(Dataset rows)
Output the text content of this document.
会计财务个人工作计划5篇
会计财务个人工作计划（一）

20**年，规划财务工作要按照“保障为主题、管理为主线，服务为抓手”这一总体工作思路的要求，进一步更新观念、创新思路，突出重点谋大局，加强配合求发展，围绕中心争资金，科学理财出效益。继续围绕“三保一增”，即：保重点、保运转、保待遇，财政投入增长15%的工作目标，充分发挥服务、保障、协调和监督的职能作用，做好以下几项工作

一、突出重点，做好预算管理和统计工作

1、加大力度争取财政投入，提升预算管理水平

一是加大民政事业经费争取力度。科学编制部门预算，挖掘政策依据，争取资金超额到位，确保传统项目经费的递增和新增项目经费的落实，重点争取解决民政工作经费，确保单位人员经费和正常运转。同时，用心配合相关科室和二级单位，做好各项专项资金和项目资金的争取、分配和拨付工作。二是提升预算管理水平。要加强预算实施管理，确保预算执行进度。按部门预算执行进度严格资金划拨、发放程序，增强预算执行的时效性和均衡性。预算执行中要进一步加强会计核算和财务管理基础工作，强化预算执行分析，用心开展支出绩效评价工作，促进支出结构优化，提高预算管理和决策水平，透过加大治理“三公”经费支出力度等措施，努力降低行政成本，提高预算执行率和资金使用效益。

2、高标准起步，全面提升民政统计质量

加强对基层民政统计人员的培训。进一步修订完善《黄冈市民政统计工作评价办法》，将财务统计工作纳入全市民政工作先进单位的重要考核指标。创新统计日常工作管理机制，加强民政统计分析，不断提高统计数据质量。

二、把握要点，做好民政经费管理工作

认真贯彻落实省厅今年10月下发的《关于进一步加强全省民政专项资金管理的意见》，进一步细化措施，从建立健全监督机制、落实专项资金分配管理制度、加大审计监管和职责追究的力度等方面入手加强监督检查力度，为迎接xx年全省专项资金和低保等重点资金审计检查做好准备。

- [The request]:
Every record above should be copied exactly.

- [Expected answer]:
Output the text content of this document.
会计财务个人工作计划5篇
会计财务个人工作计划（一）

20**年，规划财务工作要按照“保障为主题、管理为主线，服务为抓手”这一总体工作思路的要求，进一步更新观念、创新思路，突出重点谋大局，加强配合求发展，围绕中心争资金，科学理财出效益。继续围绕“三保一增”，即：保重点、保运转、保待遇，财政投入增长15%的工作目标，充分发挥服务、保障、协调和监督的职能作用，做好以下几项工作

一、突出重点，做好预算管理和统计工作

1、加大力度争取财政投入，提升预算管理水平

一是加大民政事业经费争取力度。科学编制部门预算，挖掘政策依据，争取资金超额到位，确保传统项目经费的递增和新增项目经费的落实，重点争取解决民政工作经费，确保单位人员经费和正常运转。同时，用心配合相关科室和二级单位，做好各项专项资金和项目资金的争取、分配和拨付工作。二是提升预算管理水平。要加强预算实施管理，确保预算执行进度。按部门预算执行进度严格资金划拨、发放程序，增强预算执行的时效性和均衡性。预算执行中要进一步加强会计核算和财务管理基础工作，强化预算执行分析，用心开展支出绩效评价工作，促进支出结构优化，提高预算管理和决策水平，透过加大治理“三公”经费支出力度等措施，努力降低行政成本，提高预算执行率和资金使用效益。

2、高标准起步，全面提升民政统计质量

加强对基层民政统计人员的培训。进一步修订完善《黄冈市民政统计工作评价办法》，将财务统计工作纳入全市民政工作先进单位的重要考核指标。创新统计日常工作管理机制，加强民政统计分析，不断提高统计数据质量。

二、把握要点，做好民政经费管理工作

认真贯彻落实省厅今年10月下发的《关于进一步加强全省民政专项资金管理的意见》，进一步细化措施，从建立健全监督机制、落实专项资金分配管理制度、加大审计监管和职责追究的力度等方面入手加强监督检查力度，为迎接xx年全省专项资金和低保等重点资金审计检查做好准备。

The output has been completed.